• _Written instruction_
Output the records. Match them exactly.

• _Records shown_
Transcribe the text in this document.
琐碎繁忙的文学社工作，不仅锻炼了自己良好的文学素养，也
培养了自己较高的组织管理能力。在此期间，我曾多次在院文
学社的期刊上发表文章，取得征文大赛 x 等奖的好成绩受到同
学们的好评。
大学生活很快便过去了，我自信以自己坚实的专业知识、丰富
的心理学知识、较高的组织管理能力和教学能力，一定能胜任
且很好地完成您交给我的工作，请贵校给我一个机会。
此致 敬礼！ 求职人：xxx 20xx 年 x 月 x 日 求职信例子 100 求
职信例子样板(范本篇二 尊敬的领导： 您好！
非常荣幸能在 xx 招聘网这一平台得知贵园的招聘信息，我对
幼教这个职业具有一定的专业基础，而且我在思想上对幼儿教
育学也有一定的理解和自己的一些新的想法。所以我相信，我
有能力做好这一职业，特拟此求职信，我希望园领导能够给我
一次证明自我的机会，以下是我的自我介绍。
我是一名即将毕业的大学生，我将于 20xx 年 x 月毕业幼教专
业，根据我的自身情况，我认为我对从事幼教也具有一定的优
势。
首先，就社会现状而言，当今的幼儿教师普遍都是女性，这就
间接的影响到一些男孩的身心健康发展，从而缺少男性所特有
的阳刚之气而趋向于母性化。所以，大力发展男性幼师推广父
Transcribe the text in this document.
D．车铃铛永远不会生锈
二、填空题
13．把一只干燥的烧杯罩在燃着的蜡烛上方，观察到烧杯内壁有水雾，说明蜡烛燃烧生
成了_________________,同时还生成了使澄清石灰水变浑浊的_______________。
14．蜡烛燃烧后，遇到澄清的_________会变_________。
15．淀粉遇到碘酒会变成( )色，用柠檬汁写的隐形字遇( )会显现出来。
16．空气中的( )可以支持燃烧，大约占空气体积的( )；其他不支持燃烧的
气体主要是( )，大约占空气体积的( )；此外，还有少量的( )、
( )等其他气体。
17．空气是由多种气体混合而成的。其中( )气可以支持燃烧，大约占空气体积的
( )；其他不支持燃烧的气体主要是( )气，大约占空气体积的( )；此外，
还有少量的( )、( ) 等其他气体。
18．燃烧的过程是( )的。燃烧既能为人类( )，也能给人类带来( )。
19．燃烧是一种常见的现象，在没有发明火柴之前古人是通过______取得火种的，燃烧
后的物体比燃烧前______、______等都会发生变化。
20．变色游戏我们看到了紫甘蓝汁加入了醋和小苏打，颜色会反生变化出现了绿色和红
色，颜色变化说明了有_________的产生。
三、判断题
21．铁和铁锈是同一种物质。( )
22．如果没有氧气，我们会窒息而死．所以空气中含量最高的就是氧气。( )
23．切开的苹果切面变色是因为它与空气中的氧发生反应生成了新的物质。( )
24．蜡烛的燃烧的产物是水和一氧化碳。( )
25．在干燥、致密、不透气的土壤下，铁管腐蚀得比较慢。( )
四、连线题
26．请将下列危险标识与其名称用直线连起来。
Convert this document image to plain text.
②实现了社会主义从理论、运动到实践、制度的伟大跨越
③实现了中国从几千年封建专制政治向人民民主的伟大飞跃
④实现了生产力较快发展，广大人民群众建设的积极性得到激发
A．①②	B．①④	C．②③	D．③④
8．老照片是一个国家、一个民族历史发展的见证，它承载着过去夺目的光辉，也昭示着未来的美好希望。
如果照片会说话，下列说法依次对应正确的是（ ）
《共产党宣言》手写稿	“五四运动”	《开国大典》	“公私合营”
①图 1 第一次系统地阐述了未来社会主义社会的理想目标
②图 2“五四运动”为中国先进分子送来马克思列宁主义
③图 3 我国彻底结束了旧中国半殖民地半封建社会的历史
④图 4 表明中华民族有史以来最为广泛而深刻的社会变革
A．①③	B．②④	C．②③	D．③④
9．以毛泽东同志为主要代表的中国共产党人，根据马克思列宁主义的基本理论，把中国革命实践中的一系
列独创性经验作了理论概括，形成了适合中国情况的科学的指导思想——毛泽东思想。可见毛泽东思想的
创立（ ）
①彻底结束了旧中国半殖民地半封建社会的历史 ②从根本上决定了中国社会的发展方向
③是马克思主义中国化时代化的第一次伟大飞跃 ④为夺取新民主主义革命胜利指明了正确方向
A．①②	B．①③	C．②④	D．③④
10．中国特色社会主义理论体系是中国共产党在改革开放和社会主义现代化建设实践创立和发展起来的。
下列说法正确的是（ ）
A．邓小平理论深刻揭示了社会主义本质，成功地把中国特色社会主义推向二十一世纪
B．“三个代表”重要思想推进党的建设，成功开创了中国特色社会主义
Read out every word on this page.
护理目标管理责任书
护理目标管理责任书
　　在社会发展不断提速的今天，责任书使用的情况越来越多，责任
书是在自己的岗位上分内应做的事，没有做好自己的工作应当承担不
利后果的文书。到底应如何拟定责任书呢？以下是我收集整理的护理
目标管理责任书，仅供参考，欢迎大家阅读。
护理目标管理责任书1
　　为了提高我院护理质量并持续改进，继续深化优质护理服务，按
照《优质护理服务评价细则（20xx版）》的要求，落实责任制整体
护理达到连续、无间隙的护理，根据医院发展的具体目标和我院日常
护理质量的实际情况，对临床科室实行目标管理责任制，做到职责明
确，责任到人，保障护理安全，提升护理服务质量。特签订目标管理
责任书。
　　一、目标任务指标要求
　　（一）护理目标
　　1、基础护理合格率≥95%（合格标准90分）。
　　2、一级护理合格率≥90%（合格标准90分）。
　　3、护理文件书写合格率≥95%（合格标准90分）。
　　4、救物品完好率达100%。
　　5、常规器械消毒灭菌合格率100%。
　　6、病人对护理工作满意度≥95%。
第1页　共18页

• _Exercise answer_
Transcribe the text in this document.
琐碎繁忙的文学社工作，不仅锻炼了自己良好的文学素养，也
培养了自己较高的组织管理能力。在此期间，我曾多次在院文
学社的期刊上发表文章，取得征文大赛 x 等奖的好成绩受到同
学们的好评。
大学生活很快便过去了，我自信以自己坚实的专业知识、丰富
的心理学知识、较高的组织管理能力和教学能力，一定能胜任
且很好地完成您交给我的工作，请贵校给我一个机会。
此致 敬礼！ 求职人：xxx 20xx 年 x 月 x 日 求职信例子 100 求
职信例子样板(范本篇二 尊敬的领导： 您好！
非常荣幸能在 xx 招聘网这一平台得知贵园的招聘信息，我对
幼教这个职业具有一定的专业基础，而且我在思想上对幼儿教
育学也有一定的理解和自己的一些新的想法。所以我相信，我
有能力做好这一职业，特拟此求职信，我希望园领导能够给我
一次证明自我的机会，以下是我的自我介绍。
我是一名即将毕业的大学生，我将于 20xx 年 x 月毕业幼教专
业，根据我的自身情况，我认为我对从事幼教也具有一定的优
势。
首先，就社会现状而言，当今的幼儿教师普遍都是女性，这就
间接的影响到一些男孩的身心健康发展，从而缺少男性所特有
的阳刚之气而趋向于母性化。所以，大力发展男性幼师推广父
Transcribe the text in this document.
D．车铃铛永远不会生锈
二、填空题
13．把一只干燥的烧杯罩在燃着的蜡烛上方，观察到烧杯内壁有水雾，说明蜡烛燃烧生
成了_________________,同时还生成了使澄清石灰水变浑浊的_______________。
14．蜡烛燃烧后，遇到澄清的_________会变_________。
15．淀粉遇到碘酒会变成( )色，用柠檬汁写的隐形字遇( )会显现出来。
16．空气中的( )可以支持燃烧，大约占空气体积的( )；其他不支持燃烧的
气体主要是( )，大约占空气体积的( )；此外，还有少量的( )、
( )等其他气体。
17．空气是由多种气体混合而成的。其中( )气可以支持燃烧，大约占空气体积的
( )；其他不支持燃烧的气体主要是( )气，大约占空气体积的( )；此外，
还有少量的( )、( ) 等其他气体。
18．燃烧的过程是( )的。燃烧既能为人类( )，也能给人类带来( )。
19．燃烧是一种常见的现象，在没有发明火柴之前古人是通过______取得火种的，燃烧
后的物体比燃烧前______、______等都会发生变化。
20．变色游戏我们看到了紫甘蓝汁加入了醋和小苏打，颜色会反生变化出现了绿色和红
色，颜色变化说明了有_________的产生。
三、判断题
21．铁和铁锈是同一种物质。( )
22．如果没有氧气，我们会窒息而死．所以空气中含量最高的就是氧气。( )
23．切开的苹果切面变色是因为它与空气中的氧发生反应生成了新的物质。( )
24．蜡烛的燃烧的产物是水和一氧化碳。( )
25．在干燥、致密、不透气的土壤下，铁管腐蚀得比较慢。( )
四、连线题
26．请将下列危险标识与其名称用直线连起来。
Convert this document image to plain text.
②实现了社会主义从理论、运动到实践、制度的伟大跨越
③实现了中国从几千年封建专制政治向人民民主的伟大飞跃
④实现了生产力较快发展，广大人民群众建设的积极性得到激发
A．①②	B．①④	C．②③	D．③④
8．老照片是一个国家、一个民族历史发展的见证，它承载着过去夺目的光辉，也昭示着未来的美好希望。
如果照片会说话，下列说法依次对应正确的是（ ）
《共产党宣言》手写稿	“五四运动”	《开国大典》	“公私合营”
①图 1 第一次系统地阐述了未来社会主义社会的理想目标
②图 2“五四运动”为中国先进分子送来马克思列宁主义
③图 3 我国彻底结束了旧中国半殖民地半封建社会的历史
④图 4 表明中华民族有史以来最为广泛而深刻的社会变革
A．①③	B．②④	C．②③	D．③④
9．以毛泽东同志为主要代表的中国共产党人，根据马克思列宁主义的基本理论，把中国革命实践中的一系
列独创性经验作了理论概括，形成了适合中国情况的科学的指导思想——毛泽东思想。可见毛泽东思想的
创立（ ）
①彻底结束了旧中国半殖民地半封建社会的历史 ②从根本上决定了中国社会的发展方向
③是马克思主义中国化时代化的第一次伟大飞跃 ④为夺取新民主主义革命胜利指明了正确方向
A．①②	B．①③	C．②④	D．③④
10．中国特色社会主义理论体系是中国共产党在改革开放和社会主义现代化建设实践创立和发展起来的。
下列说法正确的是（ ）
A．邓小平理论深刻揭示了社会主义本质，成功地把中国特色社会主义推向二十一世纪
B．“三个代表”重要思想推进党的建设，成功开创了中国特色社会主义
Read out every word on this page.
护理目标管理责任书
护理目标管理责任书
　　在社会发展不断提速的今天，责任书使用的情况越来越多，责任
书是在自己的岗位上分内应做的事，没有做好自己的工作应当承担不
利后果的文书。到底应如何拟定责任书呢？以下是我收集整理的护理
目标管理责任书，仅供参考，欢迎大家阅读。
护理目标管理责任书1
　　为了提高我院护理质量并持续改进，继续深化优质护理服务，按
照《优质护理服务评价细则（20xx版）》的要求，落实责任制整体
护理达到连续、无间隙的护理，根据医院发展的具体目标和我院日常
护理质量的实际情况，对临床科室实行目标管理责任制，做到职责明
确，责任到人，保障护理安全，提升护理服务质量。特签订目标管理
责任书。
　　一、目标任务指标要求
　　（一）护理目标
　　1、基础护理合格率≥95%（合格标准90分）。
　　2、一级护理合格率≥90%（合格标准90分）。
　　3、护理文件书写合格率≥95%（合格标准90分）。
　　4、救物品完好率达100%。
　　5、常规器械消毒灭菌合格率100%。
　　6、病人对护理工作满意度≥95%。
第1页　共18页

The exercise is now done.